* REQUIREMENTS
Will you output all of the data below exactly, omitting the images?

* Dataset records
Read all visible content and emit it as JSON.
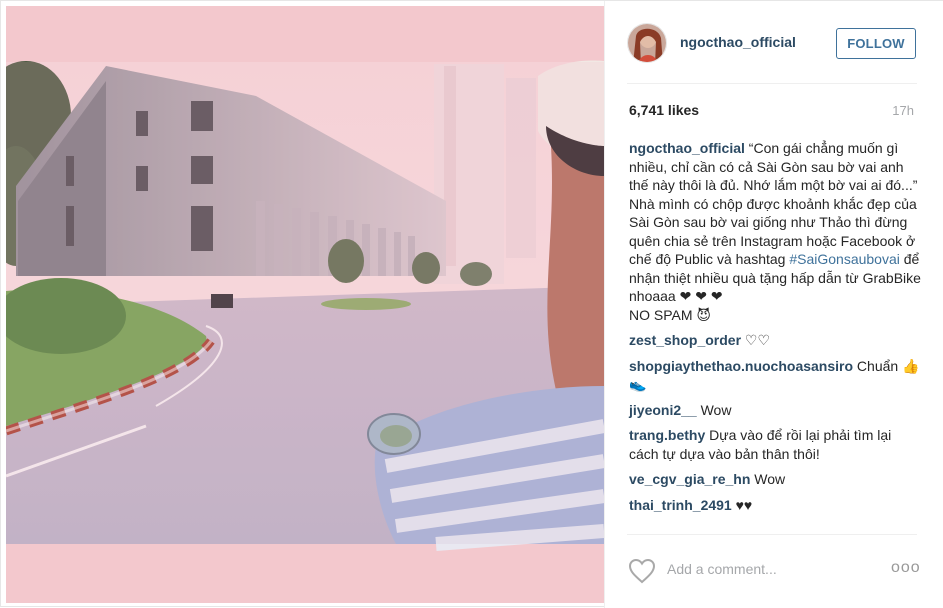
{
  "post": {
    "username": "ngocthao_official",
    "follow_label": "FOLLOW",
    "likes": "6,741 likes",
    "time": "17h"
  },
  "caption": {
    "username": "ngocthao_official",
    "lines": [
      " “Con gái chẳng muốn gì nhiều, chỉ cần có cả Sài Gòn sau bờ vai anh thế này thôi là đủ. Nhớ lắm một bờ vai ai đó...”",
      "Nhà mình có chộp được khoảnh khắc đẹp của Sài Gòn sau bờ vai giống như Thảo thì đừng quên chia sẻ trên Instagram hoặc Facebook ở chế độ Public và hashtag "
    ],
    "hashtag": "#SaiGonsaubovai",
    "tail": " để nhận thiệt nhiều quà tặng hấp dẫn từ GrabBike nhoaaa ❤ ❤ ❤",
    "last": "NO SPAM 😈"
  },
  "comments": [
    {
      "user": "zest_shop_order",
      "text": " ♡♡"
    },
    {
      "user": "shopgiaythethao.nuochoasansiro",
      "text": " Chuẩn 👍👟"
    },
    {
      "user": "jiyeoni2__",
      "text": " Wow"
    },
    {
      "user": "trang.bethy",
      "text": " Dựa vào để rồi lại phải tìm lại cách tự dựa vào bản thân thôi!"
    },
    {
      "user": "ve_cgv_gia_re_hn",
      "text": " Wow"
    },
    {
      "user": "thai_trinh_2491",
      "text": " ♥♥"
    }
  ],
  "footer": {
    "add_comment_placeholder": "Add a comment...",
    "more_label": "ooo"
  },
  "icons": {
    "like": "heart-outline-icon",
    "more": "more-options-icon"
  },
  "colors": {
    "username": "#2c4a63",
    "follow": "#3f729b",
    "muted": "#a5a7aa",
    "photo_tint": "#f3c8cd"
  }
}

* RESULT OF THIS TASK
Read all visible content and emit it as JSON.
{
  "post": {
    "username": "ngocthao_official",
    "follow_label": "FOLLOW",
    "likes": "6,741 likes",
    "time": "17h"
  },
  "caption": {
    "username": "ngocthao_official",
    "lines": [
      " “Con gái chẳng muốn gì nhiều, chỉ cần có cả Sài Gòn sau bờ vai anh thế này thôi là đủ. Nhớ lắm một bờ vai ai đó...”",
      "Nhà mình có chộp được khoảnh khắc đẹp của Sài Gòn sau bờ vai giống như Thảo thì đừng quên chia sẻ trên Instagram hoặc Facebook ở chế độ Public và hashtag "
    ],
    "hashtag": "#SaiGonsaubovai",
    "tail": " để nhận thiệt nhiều quà tặng hấp dẫn từ GrabBike nhoaaa ❤ ❤ ❤",
    "last": "NO SPAM 😈"
  },
  "comments": [
    {
      "user": "zest_shop_order",
      "text": " ♡♡"
    },
    {
      "user": "shopgiaythethao.nuochoasansiro",
      "text": " Chuẩn 👍👟"
    },
    {
      "user": "jiyeoni2__",
      "text": " Wow"
    },
    {
      "user": "trang.bethy",
      "text": " Dựa vào để rồi lại phải tìm lại cách tự dựa vào bản thân thôi!"
    },
    {
      "user": "ve_cgv_gia_re_hn",
      "text": " Wow"
    },
    {
      "user": "thai_trinh_2491",
      "text": " ♥♥"
    }
  ],
  "footer": {
    "add_comment_placeholder": "Add a comment...",
    "more_label": "ooo"
  },
  "icons": {
    "like": "heart-outline-icon",
    "more": "more-options-icon"
  },
  "colors": {
    "username": "#2c4a63",
    "follow": "#3f729b",
    "muted": "#a5a7aa",
    "photo_tint": "#f3c8cd"
  }
}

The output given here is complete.